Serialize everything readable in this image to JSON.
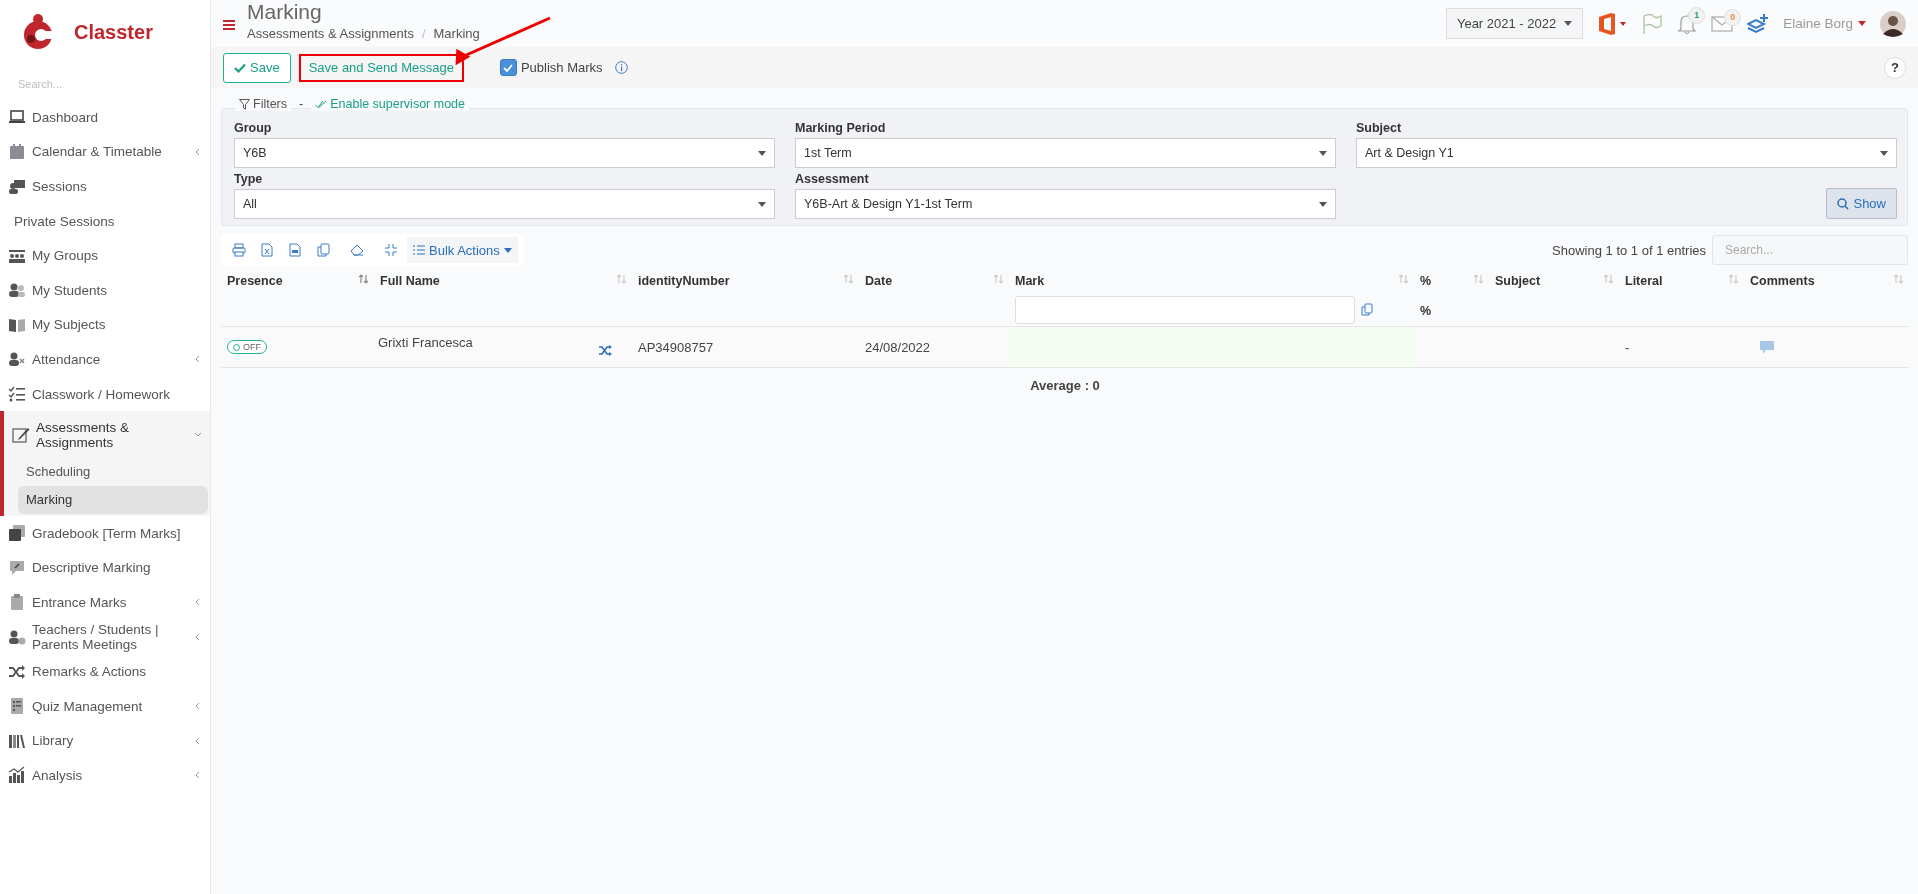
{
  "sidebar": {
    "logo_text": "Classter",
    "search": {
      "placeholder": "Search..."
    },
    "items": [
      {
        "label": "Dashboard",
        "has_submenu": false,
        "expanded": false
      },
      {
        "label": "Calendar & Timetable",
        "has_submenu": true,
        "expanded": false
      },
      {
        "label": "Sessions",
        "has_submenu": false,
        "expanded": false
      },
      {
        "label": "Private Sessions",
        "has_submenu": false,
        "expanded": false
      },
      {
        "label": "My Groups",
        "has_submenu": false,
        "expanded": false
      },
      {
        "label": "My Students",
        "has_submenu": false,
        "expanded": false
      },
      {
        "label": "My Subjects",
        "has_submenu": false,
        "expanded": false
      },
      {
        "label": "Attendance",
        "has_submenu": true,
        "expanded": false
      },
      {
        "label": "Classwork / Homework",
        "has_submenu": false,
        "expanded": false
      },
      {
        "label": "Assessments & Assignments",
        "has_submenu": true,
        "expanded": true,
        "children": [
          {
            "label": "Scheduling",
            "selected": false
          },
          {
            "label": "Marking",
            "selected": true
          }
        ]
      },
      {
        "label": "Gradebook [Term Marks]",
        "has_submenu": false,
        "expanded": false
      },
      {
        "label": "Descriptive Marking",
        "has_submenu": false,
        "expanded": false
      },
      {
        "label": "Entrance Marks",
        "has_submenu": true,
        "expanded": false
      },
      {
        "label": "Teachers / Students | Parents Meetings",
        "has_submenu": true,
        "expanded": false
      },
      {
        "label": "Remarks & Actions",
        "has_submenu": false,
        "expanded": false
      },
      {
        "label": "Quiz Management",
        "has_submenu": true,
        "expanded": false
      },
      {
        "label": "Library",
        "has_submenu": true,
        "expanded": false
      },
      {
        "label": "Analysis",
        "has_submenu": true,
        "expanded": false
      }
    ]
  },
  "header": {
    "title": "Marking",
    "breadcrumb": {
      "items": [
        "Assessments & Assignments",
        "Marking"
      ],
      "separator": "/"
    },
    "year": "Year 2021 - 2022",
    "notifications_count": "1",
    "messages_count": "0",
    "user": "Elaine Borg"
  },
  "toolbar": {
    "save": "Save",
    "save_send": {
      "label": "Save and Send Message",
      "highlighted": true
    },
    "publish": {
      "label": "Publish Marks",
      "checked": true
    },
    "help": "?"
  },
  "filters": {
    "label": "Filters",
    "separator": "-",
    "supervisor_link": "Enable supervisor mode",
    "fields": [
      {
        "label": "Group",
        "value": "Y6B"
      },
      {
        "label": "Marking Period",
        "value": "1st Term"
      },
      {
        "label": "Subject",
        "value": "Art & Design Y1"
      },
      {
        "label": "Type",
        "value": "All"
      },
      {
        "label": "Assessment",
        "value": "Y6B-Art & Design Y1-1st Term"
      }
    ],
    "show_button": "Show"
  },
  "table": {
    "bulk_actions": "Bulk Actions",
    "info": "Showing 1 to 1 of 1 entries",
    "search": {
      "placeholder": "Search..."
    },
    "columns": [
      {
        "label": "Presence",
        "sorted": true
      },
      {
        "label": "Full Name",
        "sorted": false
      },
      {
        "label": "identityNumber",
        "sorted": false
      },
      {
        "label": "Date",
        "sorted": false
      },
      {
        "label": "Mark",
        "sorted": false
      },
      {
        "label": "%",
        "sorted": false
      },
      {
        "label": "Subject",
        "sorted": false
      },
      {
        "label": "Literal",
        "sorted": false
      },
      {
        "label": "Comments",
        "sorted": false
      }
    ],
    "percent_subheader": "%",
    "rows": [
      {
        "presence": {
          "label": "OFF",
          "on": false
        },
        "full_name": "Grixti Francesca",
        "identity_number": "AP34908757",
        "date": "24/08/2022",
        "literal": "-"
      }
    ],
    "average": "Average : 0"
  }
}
_ _ _
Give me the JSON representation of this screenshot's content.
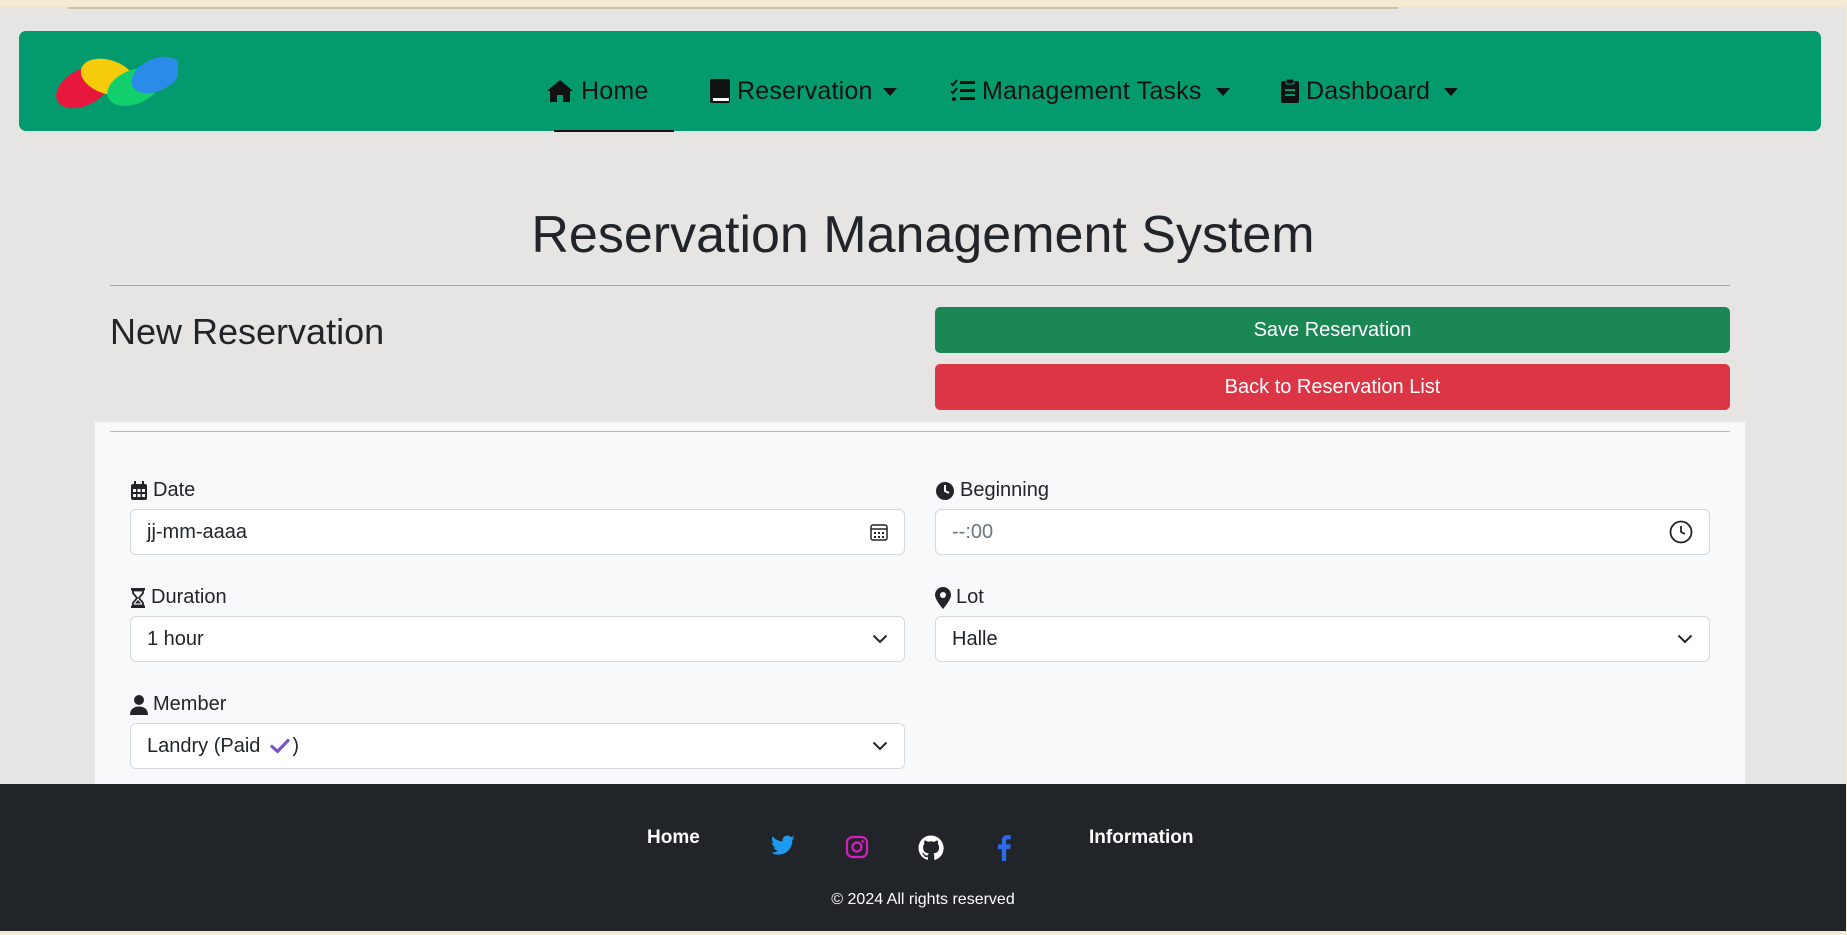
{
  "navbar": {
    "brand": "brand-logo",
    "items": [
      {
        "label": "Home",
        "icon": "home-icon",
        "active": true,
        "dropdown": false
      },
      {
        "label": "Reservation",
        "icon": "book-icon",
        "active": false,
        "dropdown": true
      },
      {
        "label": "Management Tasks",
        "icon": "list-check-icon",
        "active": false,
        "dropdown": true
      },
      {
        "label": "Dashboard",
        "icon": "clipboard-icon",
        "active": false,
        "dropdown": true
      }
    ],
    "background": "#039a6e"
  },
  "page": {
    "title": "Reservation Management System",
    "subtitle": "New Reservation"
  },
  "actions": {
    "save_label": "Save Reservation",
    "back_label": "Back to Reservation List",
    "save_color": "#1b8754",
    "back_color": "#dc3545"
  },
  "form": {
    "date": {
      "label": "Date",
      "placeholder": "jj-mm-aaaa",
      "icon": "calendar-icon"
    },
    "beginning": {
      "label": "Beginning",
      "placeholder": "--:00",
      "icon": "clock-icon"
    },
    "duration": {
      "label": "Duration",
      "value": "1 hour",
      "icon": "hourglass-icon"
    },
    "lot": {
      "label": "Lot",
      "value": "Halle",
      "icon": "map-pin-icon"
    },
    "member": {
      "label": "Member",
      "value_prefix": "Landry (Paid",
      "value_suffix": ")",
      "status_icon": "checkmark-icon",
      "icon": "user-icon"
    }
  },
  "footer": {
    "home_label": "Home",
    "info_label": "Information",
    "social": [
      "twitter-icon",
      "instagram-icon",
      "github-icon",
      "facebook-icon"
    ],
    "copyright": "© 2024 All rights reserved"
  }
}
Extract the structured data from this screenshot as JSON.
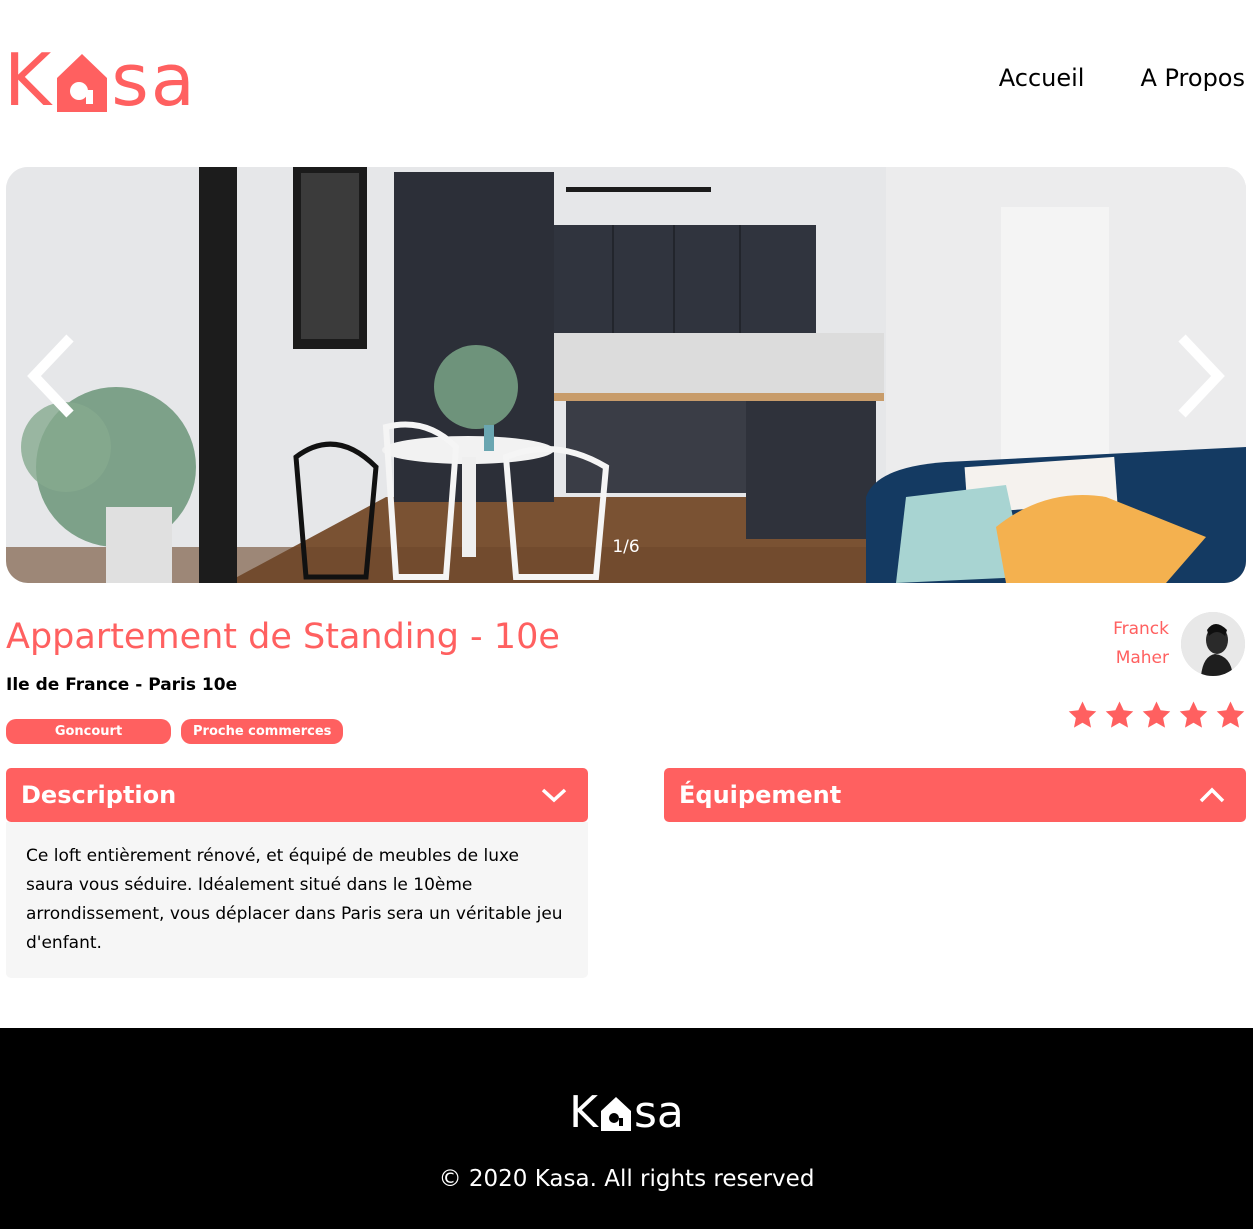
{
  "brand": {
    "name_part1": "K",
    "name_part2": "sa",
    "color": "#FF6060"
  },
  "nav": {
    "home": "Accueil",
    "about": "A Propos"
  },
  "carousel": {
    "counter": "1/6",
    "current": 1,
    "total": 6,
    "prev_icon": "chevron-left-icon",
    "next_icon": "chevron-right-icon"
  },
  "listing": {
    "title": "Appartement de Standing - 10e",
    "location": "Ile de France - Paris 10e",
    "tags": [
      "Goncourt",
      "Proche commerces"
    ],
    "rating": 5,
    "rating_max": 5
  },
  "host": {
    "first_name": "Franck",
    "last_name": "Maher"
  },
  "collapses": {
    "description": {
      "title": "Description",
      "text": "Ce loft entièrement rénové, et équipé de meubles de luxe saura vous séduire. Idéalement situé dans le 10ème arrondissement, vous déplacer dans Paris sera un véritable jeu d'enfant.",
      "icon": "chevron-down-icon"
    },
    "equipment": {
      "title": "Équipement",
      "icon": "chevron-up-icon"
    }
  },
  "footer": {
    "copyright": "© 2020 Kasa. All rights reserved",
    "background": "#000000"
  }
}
_ _ _
Gather all the lines that include the word "background" and copy them out.

§ **Answer to the task**
    "background": "#039a6e"
    "background": "#000000"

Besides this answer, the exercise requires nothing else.